→ **Prompt**
Scan the lines below for the word "screenshot". Copy each line you find it in.

→ **Entries**
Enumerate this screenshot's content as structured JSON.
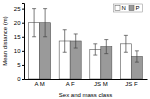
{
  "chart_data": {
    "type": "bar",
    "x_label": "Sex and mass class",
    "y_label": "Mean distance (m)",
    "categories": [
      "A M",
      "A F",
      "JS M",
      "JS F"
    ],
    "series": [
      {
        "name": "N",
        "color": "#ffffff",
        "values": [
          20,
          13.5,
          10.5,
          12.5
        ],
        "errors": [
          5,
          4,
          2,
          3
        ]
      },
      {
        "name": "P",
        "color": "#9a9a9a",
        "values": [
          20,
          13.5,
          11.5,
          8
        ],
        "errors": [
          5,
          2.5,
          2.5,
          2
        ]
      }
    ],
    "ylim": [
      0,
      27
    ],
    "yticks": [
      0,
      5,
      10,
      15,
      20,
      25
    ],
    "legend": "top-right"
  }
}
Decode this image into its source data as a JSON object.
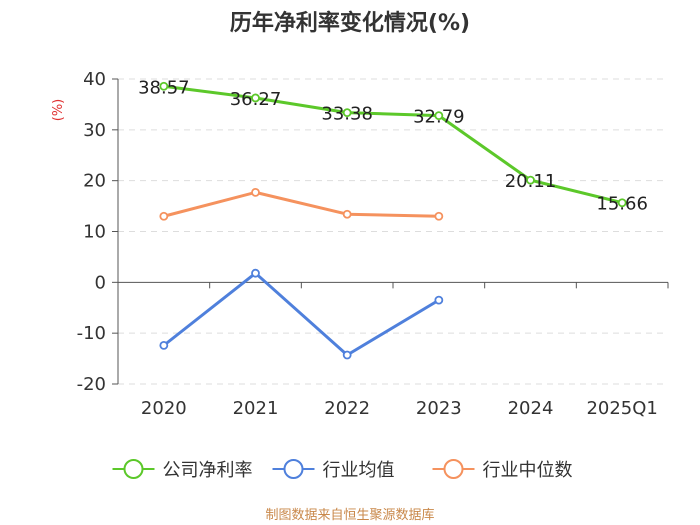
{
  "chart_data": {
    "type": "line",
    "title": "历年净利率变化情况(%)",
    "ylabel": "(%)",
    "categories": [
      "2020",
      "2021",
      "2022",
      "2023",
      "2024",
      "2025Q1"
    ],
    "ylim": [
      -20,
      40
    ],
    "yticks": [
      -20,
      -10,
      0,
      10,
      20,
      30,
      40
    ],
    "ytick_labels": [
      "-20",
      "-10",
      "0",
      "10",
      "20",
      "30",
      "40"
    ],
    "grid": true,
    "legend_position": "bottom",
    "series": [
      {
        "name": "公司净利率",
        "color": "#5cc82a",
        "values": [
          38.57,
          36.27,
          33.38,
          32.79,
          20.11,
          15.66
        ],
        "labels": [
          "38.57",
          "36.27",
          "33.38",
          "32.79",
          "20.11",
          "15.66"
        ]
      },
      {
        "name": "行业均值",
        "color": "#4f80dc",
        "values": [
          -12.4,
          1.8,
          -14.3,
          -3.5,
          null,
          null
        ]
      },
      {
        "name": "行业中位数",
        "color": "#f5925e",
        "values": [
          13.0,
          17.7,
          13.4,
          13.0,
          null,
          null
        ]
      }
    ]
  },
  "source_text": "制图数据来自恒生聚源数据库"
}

---

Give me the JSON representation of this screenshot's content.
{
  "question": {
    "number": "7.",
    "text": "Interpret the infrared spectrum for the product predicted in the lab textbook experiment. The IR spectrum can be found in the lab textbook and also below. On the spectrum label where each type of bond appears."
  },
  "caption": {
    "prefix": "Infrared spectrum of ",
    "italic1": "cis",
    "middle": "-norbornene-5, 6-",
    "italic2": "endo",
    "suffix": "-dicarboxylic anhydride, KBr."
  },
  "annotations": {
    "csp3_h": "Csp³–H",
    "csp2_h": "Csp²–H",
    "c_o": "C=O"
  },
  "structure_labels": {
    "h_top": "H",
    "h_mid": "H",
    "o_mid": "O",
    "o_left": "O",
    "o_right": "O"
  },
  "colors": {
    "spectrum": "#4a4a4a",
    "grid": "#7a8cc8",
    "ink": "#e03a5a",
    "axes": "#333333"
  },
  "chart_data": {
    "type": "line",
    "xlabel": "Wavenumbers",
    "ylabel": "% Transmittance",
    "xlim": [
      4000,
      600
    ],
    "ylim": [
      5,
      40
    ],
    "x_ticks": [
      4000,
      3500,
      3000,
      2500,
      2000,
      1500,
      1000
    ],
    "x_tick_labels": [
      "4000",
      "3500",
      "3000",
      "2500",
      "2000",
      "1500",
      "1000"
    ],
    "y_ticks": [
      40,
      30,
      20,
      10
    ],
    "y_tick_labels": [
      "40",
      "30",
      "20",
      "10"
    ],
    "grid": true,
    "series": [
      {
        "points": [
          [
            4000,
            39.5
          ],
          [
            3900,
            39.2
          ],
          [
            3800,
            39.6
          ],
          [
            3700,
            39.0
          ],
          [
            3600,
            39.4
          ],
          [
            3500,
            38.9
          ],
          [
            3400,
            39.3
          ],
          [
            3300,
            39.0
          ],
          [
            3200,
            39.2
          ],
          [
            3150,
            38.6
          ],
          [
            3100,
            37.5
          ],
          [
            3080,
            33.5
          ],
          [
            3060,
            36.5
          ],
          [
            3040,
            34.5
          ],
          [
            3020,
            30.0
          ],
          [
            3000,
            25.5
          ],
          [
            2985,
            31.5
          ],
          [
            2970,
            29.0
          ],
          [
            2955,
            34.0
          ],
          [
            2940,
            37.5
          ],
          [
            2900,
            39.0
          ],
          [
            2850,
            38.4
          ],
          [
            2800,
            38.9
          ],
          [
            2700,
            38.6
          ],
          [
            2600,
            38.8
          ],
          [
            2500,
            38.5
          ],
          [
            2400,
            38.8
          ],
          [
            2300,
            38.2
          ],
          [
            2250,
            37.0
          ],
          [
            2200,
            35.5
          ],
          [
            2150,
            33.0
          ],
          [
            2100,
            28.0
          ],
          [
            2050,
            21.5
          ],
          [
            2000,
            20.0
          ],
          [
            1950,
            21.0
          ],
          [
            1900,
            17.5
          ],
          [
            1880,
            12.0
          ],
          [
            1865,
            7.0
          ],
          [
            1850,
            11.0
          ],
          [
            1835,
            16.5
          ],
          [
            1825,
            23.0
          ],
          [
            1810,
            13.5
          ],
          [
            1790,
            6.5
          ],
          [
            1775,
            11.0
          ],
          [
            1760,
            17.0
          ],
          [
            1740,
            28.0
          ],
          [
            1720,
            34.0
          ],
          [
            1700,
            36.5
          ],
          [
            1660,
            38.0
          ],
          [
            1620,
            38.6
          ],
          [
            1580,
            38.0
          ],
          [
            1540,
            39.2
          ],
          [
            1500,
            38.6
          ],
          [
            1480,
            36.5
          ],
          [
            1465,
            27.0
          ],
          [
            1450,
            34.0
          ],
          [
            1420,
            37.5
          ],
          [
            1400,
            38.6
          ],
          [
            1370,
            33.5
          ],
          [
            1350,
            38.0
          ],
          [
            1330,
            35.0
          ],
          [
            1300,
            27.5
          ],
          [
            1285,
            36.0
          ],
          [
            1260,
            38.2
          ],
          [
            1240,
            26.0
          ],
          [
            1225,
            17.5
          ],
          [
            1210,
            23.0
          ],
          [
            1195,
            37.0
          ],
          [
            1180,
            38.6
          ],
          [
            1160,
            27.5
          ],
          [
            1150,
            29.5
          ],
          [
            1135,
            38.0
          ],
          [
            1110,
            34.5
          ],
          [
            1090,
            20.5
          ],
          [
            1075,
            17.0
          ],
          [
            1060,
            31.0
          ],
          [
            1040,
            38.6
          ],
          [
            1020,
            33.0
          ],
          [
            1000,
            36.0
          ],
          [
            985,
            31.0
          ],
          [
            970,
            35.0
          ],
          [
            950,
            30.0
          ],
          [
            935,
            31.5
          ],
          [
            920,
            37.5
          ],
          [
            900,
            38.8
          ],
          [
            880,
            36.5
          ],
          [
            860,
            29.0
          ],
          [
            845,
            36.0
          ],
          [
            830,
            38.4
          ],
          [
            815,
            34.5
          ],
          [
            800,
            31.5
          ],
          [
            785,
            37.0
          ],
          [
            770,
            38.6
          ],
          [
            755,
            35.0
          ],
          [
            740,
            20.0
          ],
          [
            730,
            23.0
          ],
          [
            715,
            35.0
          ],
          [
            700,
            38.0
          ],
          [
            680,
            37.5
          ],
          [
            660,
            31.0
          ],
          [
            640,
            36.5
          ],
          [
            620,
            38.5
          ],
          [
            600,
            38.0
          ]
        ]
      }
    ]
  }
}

→ **Answer to this task**
Enumerate this screenshot's content as structured JSON.
Give me the JSON representation of this screenshot's content.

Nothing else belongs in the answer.